• What you are asked to do: All of the lines below are to be printed again exactly; images are excluded from the output.
* Begin Provided records *
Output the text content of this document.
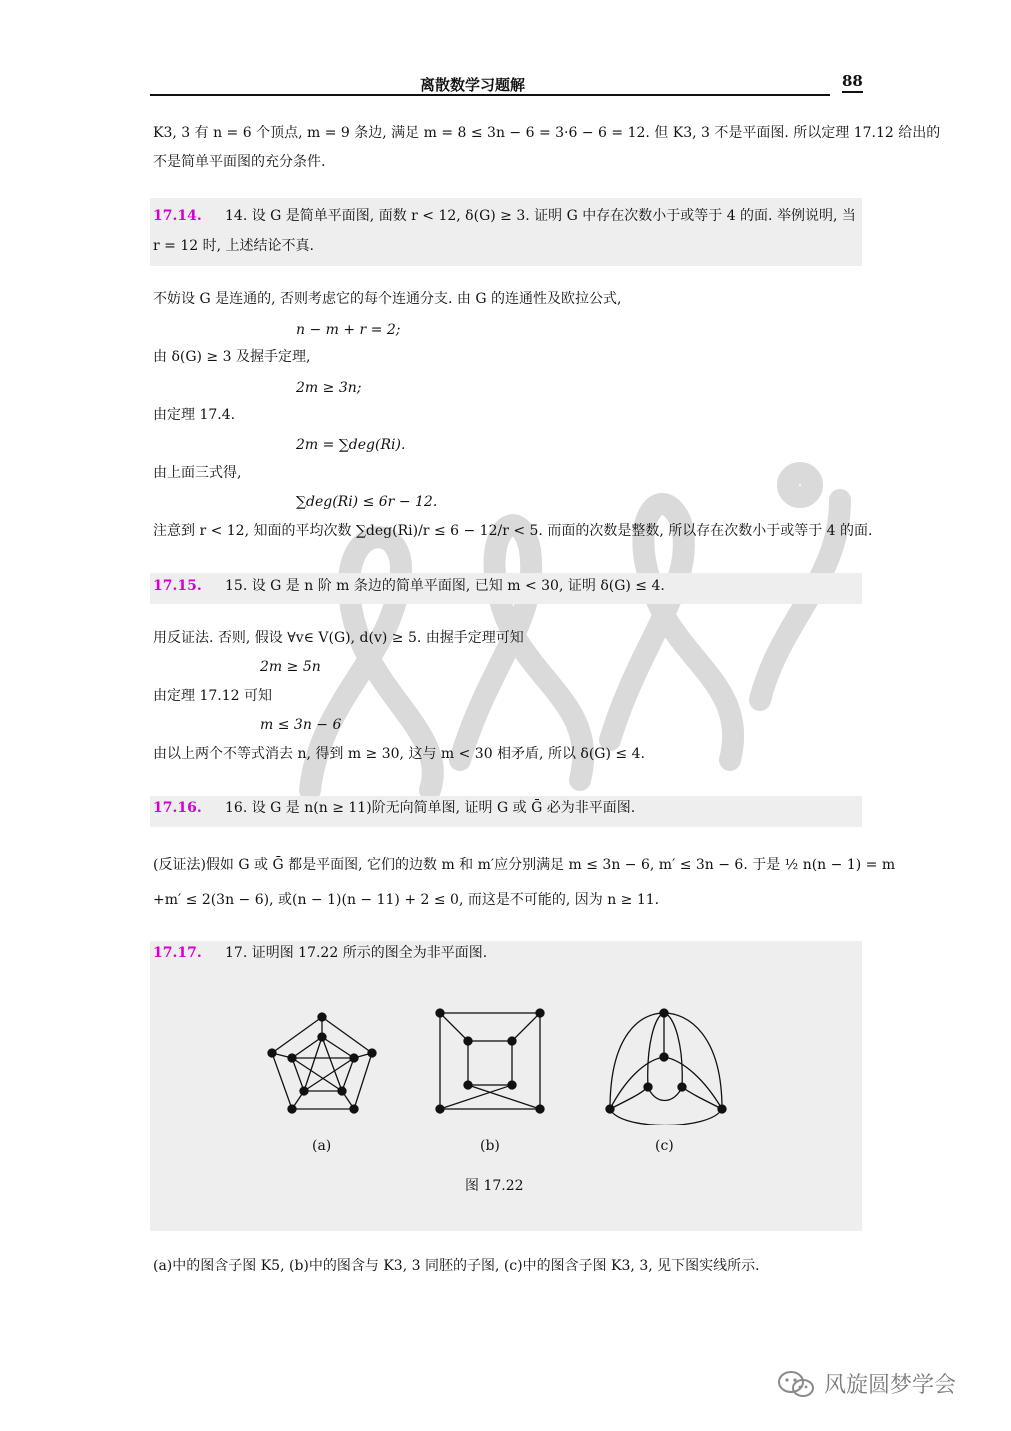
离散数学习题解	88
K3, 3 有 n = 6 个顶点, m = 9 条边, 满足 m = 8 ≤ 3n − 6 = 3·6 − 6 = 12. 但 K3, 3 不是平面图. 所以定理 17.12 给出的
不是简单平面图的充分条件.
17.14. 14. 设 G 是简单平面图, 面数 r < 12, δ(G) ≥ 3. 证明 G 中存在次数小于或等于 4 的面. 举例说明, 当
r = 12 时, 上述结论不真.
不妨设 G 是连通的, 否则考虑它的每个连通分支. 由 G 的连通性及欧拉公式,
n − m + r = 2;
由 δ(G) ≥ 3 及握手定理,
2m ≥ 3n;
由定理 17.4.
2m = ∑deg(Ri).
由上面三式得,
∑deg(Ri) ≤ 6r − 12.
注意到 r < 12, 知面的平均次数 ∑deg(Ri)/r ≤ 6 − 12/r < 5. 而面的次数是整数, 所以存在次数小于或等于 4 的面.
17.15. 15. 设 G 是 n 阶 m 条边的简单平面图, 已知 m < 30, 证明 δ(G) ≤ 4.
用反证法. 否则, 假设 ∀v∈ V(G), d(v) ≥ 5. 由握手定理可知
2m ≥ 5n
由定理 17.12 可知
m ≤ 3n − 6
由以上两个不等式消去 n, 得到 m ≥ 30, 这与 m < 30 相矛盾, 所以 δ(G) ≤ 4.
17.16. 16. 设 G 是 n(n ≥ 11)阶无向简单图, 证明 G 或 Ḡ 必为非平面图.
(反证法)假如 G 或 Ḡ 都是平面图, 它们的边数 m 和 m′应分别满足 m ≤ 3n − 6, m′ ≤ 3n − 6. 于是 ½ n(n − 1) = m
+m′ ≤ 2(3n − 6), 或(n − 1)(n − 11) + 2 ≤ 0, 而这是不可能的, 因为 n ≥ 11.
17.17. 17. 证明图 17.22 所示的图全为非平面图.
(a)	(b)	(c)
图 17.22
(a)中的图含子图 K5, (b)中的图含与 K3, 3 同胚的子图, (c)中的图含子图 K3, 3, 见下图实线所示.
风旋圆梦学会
* End Provided records *
• Finished task:
Output the text content of this document.
离散数学习题解	88
K3, 3 有 n = 6 个顶点, m = 9 条边, 满足 m = 8 ≤ 3n − 6 = 3·6 − 6 = 12. 但 K3, 3 不是平面图. 所以定理 17.12 给出的
不是简单平面图的充分条件.
17.14. 14. 设 G 是简单平面图, 面数 r < 12, δ(G) ≥ 3. 证明 G 中存在次数小于或等于 4 的面. 举例说明, 当
r = 12 时, 上述结论不真.
不妨设 G 是连通的, 否则考虑它的每个连通分支. 由 G 的连通性及欧拉公式,
n − m + r = 2;
由 δ(G) ≥ 3 及握手定理,
2m ≥ 3n;
由定理 17.4.
2m = ∑deg(Ri).
由上面三式得,
∑deg(Ri) ≤ 6r − 12.
注意到 r < 12, 知面的平均次数 ∑deg(Ri)/r ≤ 6 − 12/r < 5. 而面的次数是整数, 所以存在次数小于或等于 4 的面.
17.15. 15. 设 G 是 n 阶 m 条边的简单平面图, 已知 m < 30, 证明 δ(G) ≤ 4.
用反证法. 否则, 假设 ∀v∈ V(G), d(v) ≥ 5. 由握手定理可知
2m ≥ 5n
由定理 17.12 可知
m ≤ 3n − 6
由以上两个不等式消去 n, 得到 m ≥ 30, 这与 m < 30 相矛盾, 所以 δ(G) ≤ 4.
17.16. 16. 设 G 是 n(n ≥ 11)阶无向简单图, 证明 G 或 Ḡ 必为非平面图.
(反证法)假如 G 或 Ḡ 都是平面图, 它们的边数 m 和 m′应分别满足 m ≤ 3n − 6, m′ ≤ 3n − 6. 于是 ½ n(n − 1) = m
+m′ ≤ 2(3n − 6), 或(n − 1)(n − 11) + 2 ≤ 0, 而这是不可能的, 因为 n ≥ 11.
17.17. 17. 证明图 17.22 所示的图全为非平面图.
(a)	(b)	(c)
图 17.22
(a)中的图含子图 K5, (b)中的图含与 K3, 3 同胚的子图, (c)中的图含子图 K3, 3, 见下图实线所示.
风旋圆梦学会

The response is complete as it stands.